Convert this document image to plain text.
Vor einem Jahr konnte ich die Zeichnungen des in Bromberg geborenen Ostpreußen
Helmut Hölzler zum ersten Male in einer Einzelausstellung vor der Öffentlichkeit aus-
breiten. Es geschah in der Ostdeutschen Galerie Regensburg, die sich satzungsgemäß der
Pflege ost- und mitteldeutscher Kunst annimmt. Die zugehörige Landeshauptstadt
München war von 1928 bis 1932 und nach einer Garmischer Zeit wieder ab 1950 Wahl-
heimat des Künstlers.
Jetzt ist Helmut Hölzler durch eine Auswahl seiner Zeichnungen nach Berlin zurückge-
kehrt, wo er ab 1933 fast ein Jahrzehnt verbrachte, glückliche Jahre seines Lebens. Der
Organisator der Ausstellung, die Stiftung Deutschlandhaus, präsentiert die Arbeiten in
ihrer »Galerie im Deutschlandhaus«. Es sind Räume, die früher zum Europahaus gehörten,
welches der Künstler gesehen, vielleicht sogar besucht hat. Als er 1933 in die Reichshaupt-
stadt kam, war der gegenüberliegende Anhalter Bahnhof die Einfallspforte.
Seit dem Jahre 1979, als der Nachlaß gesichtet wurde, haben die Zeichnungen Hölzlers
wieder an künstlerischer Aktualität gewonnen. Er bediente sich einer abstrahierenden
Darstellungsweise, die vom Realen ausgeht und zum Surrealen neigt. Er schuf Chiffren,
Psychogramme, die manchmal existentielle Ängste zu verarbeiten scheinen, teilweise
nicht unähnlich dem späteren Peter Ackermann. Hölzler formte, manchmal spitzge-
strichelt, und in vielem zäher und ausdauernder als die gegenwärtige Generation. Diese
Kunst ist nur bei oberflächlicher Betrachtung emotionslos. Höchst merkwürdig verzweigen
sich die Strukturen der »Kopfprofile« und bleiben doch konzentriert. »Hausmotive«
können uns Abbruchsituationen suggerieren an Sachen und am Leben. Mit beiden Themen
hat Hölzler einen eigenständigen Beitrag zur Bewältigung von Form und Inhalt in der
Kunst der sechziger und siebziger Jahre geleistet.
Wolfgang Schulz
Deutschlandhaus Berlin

WORK TO COMPLETE:
Each line of the listing above should be output exactly.

ANSWER TO THE TASK:
Convert this document image to plain text.
Vor einem Jahr konnte ich die Zeichnungen des in Bromberg geborenen Ostpreußen
Helmut Hölzler zum ersten Male in einer Einzelausstellung vor der Öffentlichkeit aus-
breiten. Es geschah in der Ostdeutschen Galerie Regensburg, die sich satzungsgemäß der
Pflege ost- und mitteldeutscher Kunst annimmt. Die zugehörige Landeshauptstadt
München war von 1928 bis 1932 und nach einer Garmischer Zeit wieder ab 1950 Wahl-
heimat des Künstlers.
Jetzt ist Helmut Hölzler durch eine Auswahl seiner Zeichnungen nach Berlin zurückge-
kehrt, wo er ab 1933 fast ein Jahrzehnt verbrachte, glückliche Jahre seines Lebens. Der
Organisator der Ausstellung, die Stiftung Deutschlandhaus, präsentiert die Arbeiten in
ihrer »Galerie im Deutschlandhaus«. Es sind Räume, die früher zum Europahaus gehörten,
welches der Künstler gesehen, vielleicht sogar besucht hat. Als er 1933 in die Reichshaupt-
stadt kam, war der gegenüberliegende Anhalter Bahnhof die Einfallspforte.
Seit dem Jahre 1979, als der Nachlaß gesichtet wurde, haben die Zeichnungen Hölzlers
wieder an künstlerischer Aktualität gewonnen. Er bediente sich einer abstrahierenden
Darstellungsweise, die vom Realen ausgeht und zum Surrealen neigt. Er schuf Chiffren,
Psychogramme, die manchmal existentielle Ängste zu verarbeiten scheinen, teilweise
nicht unähnlich dem späteren Peter Ackermann. Hölzler formte, manchmal spitzge-
strichelt, und in vielem zäher und ausdauernder als die gegenwärtige Generation. Diese
Kunst ist nur bei oberflächlicher Betrachtung emotionslos. Höchst merkwürdig verzweigen
sich die Strukturen der »Kopfprofile« und bleiben doch konzentriert. »Hausmotive«
können uns Abbruchsituationen suggerieren an Sachen und am Leben. Mit beiden Themen
hat Hölzler einen eigenständigen Beitrag zur Bewältigung von Form und Inhalt in der
Kunst der sechziger und siebziger Jahre geleistet.
Wolfgang Schulz
Deutschlandhaus Berlin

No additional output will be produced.